Look through the entries and report how many lines include the word "data". Give the number alone.

BEGIN

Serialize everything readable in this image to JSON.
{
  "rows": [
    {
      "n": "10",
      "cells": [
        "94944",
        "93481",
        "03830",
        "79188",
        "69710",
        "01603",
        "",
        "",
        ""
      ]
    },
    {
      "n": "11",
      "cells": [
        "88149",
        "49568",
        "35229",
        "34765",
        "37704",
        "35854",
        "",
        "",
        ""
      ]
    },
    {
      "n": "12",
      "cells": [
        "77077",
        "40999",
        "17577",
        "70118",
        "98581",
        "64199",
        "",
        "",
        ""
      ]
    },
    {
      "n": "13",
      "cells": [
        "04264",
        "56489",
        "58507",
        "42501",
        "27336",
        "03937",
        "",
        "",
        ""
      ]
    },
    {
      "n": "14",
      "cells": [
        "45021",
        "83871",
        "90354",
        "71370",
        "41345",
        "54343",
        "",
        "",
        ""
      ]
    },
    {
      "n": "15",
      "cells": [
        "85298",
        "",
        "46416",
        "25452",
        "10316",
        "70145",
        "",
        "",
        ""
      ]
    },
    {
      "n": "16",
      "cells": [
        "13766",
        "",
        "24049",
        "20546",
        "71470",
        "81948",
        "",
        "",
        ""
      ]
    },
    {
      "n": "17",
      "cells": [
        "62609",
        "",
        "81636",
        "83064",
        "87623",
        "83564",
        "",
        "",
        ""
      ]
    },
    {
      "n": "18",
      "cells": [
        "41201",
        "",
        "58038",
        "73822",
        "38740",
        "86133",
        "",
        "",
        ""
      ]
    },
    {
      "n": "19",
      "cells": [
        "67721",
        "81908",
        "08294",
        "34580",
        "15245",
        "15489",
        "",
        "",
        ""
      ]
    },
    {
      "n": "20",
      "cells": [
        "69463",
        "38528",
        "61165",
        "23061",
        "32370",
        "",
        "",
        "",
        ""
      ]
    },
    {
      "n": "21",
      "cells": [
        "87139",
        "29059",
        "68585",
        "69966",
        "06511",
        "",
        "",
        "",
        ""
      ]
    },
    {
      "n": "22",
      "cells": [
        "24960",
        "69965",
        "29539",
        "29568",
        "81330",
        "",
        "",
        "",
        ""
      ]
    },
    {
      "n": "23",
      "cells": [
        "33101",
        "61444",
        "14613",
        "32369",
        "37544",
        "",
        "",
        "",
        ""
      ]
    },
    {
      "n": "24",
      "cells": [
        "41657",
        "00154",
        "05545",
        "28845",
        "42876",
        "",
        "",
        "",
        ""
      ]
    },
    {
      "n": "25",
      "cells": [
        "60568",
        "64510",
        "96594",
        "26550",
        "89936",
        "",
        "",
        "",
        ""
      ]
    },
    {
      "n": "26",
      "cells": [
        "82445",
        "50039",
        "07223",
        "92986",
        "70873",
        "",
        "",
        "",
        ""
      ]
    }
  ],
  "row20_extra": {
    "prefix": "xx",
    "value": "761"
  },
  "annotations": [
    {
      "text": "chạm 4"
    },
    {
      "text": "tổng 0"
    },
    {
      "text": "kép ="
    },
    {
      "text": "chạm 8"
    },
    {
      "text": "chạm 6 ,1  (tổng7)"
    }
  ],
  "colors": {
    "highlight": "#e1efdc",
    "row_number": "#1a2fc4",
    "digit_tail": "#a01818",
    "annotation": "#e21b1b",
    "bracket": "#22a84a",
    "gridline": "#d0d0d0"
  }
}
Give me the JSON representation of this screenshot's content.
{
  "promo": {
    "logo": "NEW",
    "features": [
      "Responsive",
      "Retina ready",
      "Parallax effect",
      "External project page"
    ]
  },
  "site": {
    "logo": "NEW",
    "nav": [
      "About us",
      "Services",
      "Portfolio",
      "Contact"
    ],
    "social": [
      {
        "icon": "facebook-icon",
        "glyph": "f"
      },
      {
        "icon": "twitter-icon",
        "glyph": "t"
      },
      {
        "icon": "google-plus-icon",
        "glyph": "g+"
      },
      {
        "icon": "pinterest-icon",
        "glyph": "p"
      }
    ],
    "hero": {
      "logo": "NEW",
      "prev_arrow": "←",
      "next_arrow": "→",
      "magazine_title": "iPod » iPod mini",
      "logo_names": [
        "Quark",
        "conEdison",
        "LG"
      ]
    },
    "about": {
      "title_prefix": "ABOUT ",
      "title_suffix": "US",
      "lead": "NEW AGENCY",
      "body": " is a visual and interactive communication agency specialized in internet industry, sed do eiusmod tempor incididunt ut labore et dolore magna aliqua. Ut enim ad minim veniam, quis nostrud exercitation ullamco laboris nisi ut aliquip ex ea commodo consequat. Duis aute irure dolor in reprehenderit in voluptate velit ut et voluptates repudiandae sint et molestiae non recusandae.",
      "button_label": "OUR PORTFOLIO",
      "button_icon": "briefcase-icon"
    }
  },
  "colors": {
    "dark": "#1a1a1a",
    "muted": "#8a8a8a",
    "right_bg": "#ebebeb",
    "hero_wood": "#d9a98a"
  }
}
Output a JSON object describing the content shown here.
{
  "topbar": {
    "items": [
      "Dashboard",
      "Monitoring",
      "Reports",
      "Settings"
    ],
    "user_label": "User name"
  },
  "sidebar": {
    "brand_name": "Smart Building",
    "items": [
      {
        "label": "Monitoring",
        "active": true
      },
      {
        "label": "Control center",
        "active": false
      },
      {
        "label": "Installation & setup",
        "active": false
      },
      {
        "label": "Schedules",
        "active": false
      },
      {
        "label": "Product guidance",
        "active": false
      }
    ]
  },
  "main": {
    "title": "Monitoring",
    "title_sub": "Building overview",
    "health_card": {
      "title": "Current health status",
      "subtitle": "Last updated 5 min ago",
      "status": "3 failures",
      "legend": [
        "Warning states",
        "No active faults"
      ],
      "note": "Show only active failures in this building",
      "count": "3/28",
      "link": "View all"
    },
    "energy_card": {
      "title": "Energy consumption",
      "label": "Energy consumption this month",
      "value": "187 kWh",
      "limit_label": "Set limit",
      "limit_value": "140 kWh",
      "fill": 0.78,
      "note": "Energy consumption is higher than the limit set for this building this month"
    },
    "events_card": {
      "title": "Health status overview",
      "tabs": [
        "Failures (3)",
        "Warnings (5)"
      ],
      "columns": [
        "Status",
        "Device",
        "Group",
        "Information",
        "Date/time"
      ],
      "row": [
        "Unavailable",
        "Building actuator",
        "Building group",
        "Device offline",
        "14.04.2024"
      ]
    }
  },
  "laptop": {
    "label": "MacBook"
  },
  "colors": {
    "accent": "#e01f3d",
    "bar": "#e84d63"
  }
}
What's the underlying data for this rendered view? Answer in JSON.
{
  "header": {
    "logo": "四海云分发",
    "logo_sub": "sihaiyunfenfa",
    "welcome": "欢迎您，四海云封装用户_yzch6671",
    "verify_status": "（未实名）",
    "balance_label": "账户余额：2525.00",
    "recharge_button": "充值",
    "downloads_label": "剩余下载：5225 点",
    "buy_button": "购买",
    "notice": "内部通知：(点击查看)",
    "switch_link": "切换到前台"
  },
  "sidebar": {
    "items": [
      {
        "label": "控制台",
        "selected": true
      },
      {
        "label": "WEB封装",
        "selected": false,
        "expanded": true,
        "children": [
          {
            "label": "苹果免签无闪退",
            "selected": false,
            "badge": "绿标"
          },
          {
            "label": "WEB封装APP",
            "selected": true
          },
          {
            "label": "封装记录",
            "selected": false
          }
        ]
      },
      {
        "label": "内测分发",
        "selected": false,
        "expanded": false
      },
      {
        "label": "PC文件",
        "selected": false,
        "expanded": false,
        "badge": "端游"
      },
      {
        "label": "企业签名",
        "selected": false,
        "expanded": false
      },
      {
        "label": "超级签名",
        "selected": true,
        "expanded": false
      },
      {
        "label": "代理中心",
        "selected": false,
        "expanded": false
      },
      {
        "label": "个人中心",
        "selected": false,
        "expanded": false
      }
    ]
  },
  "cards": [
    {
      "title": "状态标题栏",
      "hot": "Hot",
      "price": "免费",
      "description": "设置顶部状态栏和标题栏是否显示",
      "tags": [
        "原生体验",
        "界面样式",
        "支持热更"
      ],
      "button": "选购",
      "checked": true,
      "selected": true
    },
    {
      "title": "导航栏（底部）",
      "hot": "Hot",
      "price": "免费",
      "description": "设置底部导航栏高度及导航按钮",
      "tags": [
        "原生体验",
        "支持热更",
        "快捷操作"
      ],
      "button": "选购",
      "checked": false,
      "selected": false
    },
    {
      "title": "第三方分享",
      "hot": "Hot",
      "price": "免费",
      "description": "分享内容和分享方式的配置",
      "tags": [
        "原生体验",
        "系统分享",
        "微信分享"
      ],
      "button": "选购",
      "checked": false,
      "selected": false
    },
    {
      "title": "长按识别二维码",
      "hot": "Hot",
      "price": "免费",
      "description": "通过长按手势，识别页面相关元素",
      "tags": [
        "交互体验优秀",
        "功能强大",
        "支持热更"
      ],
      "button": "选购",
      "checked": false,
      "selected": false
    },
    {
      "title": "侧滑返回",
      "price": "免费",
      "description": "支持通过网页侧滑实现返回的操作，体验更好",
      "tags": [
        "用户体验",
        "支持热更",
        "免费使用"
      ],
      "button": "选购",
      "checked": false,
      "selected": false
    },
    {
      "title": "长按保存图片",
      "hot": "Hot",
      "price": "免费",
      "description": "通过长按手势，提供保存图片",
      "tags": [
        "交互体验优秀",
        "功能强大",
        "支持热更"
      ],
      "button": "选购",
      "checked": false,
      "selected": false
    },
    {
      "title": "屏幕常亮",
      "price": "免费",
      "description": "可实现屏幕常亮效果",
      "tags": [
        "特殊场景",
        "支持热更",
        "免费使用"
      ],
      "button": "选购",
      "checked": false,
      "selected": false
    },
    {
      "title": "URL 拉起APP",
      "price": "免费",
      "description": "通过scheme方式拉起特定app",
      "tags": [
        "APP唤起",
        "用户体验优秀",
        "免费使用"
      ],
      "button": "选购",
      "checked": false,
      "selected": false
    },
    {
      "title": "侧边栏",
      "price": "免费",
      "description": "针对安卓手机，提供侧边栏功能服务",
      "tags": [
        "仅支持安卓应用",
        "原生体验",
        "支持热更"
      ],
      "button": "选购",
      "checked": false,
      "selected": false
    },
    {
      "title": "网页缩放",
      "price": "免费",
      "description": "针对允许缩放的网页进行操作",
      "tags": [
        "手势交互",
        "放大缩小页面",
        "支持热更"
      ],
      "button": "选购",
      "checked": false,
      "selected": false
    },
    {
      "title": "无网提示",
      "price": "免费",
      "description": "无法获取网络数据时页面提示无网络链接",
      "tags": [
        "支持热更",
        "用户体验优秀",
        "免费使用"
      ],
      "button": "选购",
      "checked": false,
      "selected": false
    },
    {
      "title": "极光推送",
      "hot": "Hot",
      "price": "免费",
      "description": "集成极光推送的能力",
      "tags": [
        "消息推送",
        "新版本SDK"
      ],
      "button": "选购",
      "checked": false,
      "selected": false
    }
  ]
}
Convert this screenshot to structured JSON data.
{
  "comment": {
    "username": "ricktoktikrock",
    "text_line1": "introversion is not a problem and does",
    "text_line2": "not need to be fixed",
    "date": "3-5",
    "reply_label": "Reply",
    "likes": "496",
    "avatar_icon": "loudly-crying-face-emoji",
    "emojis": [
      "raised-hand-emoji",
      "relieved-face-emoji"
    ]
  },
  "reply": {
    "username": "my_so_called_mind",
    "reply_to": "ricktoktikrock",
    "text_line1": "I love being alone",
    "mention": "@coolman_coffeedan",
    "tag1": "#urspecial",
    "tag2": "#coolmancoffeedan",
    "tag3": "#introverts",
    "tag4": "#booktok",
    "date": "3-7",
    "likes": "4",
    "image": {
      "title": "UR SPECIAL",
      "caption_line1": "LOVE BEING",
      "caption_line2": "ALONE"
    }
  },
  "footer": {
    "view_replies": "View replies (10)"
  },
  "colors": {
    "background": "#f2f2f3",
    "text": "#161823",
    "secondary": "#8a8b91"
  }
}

END

TASK ANSWER: 2